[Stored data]
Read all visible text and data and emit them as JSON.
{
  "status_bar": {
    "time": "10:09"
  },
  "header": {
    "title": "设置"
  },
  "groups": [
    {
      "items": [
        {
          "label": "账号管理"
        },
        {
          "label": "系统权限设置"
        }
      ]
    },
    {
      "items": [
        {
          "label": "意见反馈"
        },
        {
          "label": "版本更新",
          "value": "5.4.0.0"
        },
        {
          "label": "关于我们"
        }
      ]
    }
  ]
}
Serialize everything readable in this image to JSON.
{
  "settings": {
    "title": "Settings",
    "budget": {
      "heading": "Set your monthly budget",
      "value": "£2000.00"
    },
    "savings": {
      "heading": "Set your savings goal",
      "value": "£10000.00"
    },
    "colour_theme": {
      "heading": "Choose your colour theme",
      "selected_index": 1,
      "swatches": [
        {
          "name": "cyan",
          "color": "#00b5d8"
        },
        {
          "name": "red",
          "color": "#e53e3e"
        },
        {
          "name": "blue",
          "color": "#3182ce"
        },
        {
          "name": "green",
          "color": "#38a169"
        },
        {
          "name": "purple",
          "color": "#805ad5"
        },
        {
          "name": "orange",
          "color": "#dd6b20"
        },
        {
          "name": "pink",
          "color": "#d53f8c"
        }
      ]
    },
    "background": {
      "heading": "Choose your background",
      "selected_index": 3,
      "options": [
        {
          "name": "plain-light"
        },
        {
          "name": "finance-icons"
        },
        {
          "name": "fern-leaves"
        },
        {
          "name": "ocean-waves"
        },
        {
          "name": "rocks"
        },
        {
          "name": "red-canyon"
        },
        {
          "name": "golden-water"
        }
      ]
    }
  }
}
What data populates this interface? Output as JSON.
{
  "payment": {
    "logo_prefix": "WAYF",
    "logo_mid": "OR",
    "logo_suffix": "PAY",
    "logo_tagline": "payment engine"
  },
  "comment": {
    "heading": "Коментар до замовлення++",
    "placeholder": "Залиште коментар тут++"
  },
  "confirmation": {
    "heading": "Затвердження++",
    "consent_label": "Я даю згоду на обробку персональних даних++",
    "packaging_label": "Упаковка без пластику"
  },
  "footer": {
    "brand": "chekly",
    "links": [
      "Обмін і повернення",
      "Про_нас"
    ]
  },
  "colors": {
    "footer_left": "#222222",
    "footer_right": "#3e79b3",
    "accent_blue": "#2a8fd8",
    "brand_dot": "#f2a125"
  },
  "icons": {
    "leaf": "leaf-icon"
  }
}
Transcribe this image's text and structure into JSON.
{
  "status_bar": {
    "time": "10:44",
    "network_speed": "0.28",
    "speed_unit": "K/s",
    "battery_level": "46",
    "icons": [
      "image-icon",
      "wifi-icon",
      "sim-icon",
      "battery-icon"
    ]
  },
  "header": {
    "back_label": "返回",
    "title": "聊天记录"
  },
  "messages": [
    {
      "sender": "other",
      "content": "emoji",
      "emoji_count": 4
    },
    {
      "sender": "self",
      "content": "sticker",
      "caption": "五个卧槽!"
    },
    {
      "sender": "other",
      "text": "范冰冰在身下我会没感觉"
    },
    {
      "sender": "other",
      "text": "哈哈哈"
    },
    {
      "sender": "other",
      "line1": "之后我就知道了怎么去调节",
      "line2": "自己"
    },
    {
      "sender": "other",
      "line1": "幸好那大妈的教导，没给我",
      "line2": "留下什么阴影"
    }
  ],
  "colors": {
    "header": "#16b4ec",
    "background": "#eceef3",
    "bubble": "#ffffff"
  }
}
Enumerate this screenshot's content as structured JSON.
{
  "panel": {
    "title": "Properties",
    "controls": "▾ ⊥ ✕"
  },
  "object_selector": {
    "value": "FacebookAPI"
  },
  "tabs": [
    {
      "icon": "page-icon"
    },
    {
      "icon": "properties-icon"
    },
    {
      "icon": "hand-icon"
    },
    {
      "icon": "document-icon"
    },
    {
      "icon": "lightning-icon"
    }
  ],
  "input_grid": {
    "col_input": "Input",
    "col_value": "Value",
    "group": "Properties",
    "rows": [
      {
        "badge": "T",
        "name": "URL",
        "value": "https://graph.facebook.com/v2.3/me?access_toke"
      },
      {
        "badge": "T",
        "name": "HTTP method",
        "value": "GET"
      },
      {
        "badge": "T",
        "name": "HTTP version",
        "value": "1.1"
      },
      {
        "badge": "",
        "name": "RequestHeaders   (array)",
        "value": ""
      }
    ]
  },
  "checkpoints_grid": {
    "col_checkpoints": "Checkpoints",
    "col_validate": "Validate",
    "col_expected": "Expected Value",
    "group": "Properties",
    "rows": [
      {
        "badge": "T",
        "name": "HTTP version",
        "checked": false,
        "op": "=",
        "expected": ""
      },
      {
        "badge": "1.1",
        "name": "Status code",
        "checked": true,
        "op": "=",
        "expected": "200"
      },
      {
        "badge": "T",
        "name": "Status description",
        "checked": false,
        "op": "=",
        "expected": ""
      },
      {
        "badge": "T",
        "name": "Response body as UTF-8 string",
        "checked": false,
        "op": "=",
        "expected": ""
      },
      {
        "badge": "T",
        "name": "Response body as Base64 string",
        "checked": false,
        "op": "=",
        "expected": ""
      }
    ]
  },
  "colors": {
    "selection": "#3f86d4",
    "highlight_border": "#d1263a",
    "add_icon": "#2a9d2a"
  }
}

_Aim:_ Produce an exact copy of all the records.

_Task answer:_
Read all visible text and data and emit them as JSON.
{
  "status_bar": {
    "time": "10:09"
  },
  "header": {
    "title": "设置"
  },
  "groups": [
    {
      "items": [
        {
          "label": "账号管理"
        },
        {
          "label": "系统权限设置"
        }
      ]
    },
    {
      "items": [
        {
          "label": "意见反馈"
        },
        {
          "label": "版本更新",
          "value": "5.4.0.0"
        },
        {
          "label": "关于我们"
        }
      ]
    }
  ]
}
Serialize everything readable in this image to JSON.
{
  "settings": {
    "title": "Settings",
    "budget": {
      "heading": "Set your monthly budget",
      "value": "£2000.00"
    },
    "savings": {
      "heading": "Set your savings goal",
      "value": "£10000.00"
    },
    "colour_theme": {
      "heading": "Choose your colour theme",
      "selected_index": 1,
      "swatches": [
        {
          "name": "cyan",
          "color": "#00b5d8"
        },
        {
          "name": "red",
          "color": "#e53e3e"
        },
        {
          "name": "blue",
          "color": "#3182ce"
        },
        {
          "name": "green",
          "color": "#38a169"
        },
        {
          "name": "purple",
          "color": "#805ad5"
        },
        {
          "name": "orange",
          "color": "#dd6b20"
        },
        {
          "name": "pink",
          "color": "#d53f8c"
        }
      ]
    },
    "background": {
      "heading": "Choose your background",
      "selected_index": 3,
      "options": [
        {
          "name": "plain-light"
        },
        {
          "name": "finance-icons"
        },
        {
          "name": "fern-leaves"
        },
        {
          "name": "ocean-waves"
        },
        {
          "name": "rocks"
        },
        {
          "name": "red-canyon"
        },
        {
          "name": "golden-water"
        }
      ]
    }
  }
}
What data populates this interface? Output as JSON.
{
  "payment": {
    "logo_prefix": "WAYF",
    "logo_mid": "OR",
    "logo_suffix": "PAY",
    "logo_tagline": "payment engine"
  },
  "comment": {
    "heading": "Коментар до замовлення++",
    "placeholder": "Залиште коментар тут++"
  },
  "confirmation": {
    "heading": "Затвердження++",
    "consent_label": "Я даю згоду на обробку персональних даних++",
    "packaging_label": "Упаковка без пластику"
  },
  "footer": {
    "brand": "chekly",
    "links": [
      "Обмін і повернення",
      "Про_нас"
    ]
  },
  "colors": {
    "footer_left": "#222222",
    "footer_right": "#3e79b3",
    "accent_blue": "#2a8fd8",
    "brand_dot": "#f2a125"
  },
  "icons": {
    "leaf": "leaf-icon"
  }
}
Transcribe this image's text and structure into JSON.
{
  "status_bar": {
    "time": "10:44",
    "network_speed": "0.28",
    "speed_unit": "K/s",
    "battery_level": "46",
    "icons": [
      "image-icon",
      "wifi-icon",
      "sim-icon",
      "battery-icon"
    ]
  },
  "header": {
    "back_label": "返回",
    "title": "聊天记录"
  },
  "messages": [
    {
      "sender": "other",
      "content": "emoji",
      "emoji_count": 4
    },
    {
      "sender": "self",
      "content": "sticker",
      "caption": "五个卧槽!"
    },
    {
      "sender": "other",
      "text": "范冰冰在身下我会没感觉"
    },
    {
      "sender": "other",
      "text": "哈哈哈"
    },
    {
      "sender": "other",
      "line1": "之后我就知道了怎么去调节",
      "line2": "自己"
    },
    {
      "sender": "other",
      "line1": "幸好那大妈的教导，没给我",
      "line2": "留下什么阴影"
    }
  ],
  "colors": {
    "header": "#16b4ec",
    "background": "#eceef3",
    "bubble": "#ffffff"
  }
}
Enumerate this screenshot's content as structured JSON.
{
  "panel": {
    "title": "Properties",
    "controls": "▾ ⊥ ✕"
  },
  "object_selector": {
    "value": "FacebookAPI"
  },
  "tabs": [
    {
      "icon": "page-icon"
    },
    {
      "icon": "properties-icon"
    },
    {
      "icon": "hand-icon"
    },
    {
      "icon": "document-icon"
    },
    {
      "icon": "lightning-icon"
    }
  ],
  "input_grid": {
    "col_input": "Input",
    "col_value": "Value",
    "group": "Properties",
    "rows": [
      {
        "badge": "T",
        "name": "URL",
        "value": "https://graph.facebook.com/v2.3/me?access_toke"
      },
      {
        "badge": "T",
        "name": "HTTP method",
        "value": "GET"
      },
      {
        "badge": "T",
        "name": "HTTP version",
        "value": "1.1"
      },
      {
        "badge": "",
        "name": "RequestHeaders   (array)",
        "value": ""
      }
    ]
  },
  "checkpoints_grid": {
    "col_checkpoints": "Checkpoints",
    "col_validate": "Validate",
    "col_expected": "Expected Value",
    "group": "Properties",
    "rows": [
      {
        "badge": "T",
        "name": "HTTP version",
        "checked": false,
        "op": "=",
        "expected": ""
      },
      {
        "badge": "1.1",
        "name": "Status code",
        "checked": true,
        "op": "=",
        "expected": "200"
      },
      {
        "badge": "T",
        "name": "Status description",
        "checked": false,
        "op": "=",
        "expected": ""
      },
      {
        "badge": "T",
        "name": "Response body as UTF-8 string",
        "checked": false,
        "op": "=",
        "expected": ""
      },
      {
        "badge": "T",
        "name": "Response body as Base64 string",
        "checked": false,
        "op": "=",
        "expected": ""
      }
    ]
  },
  "colors": {
    "selection": "#3f86d4",
    "highlight_border": "#d1263a",
    "add_icon": "#2a9d2a"
  }
}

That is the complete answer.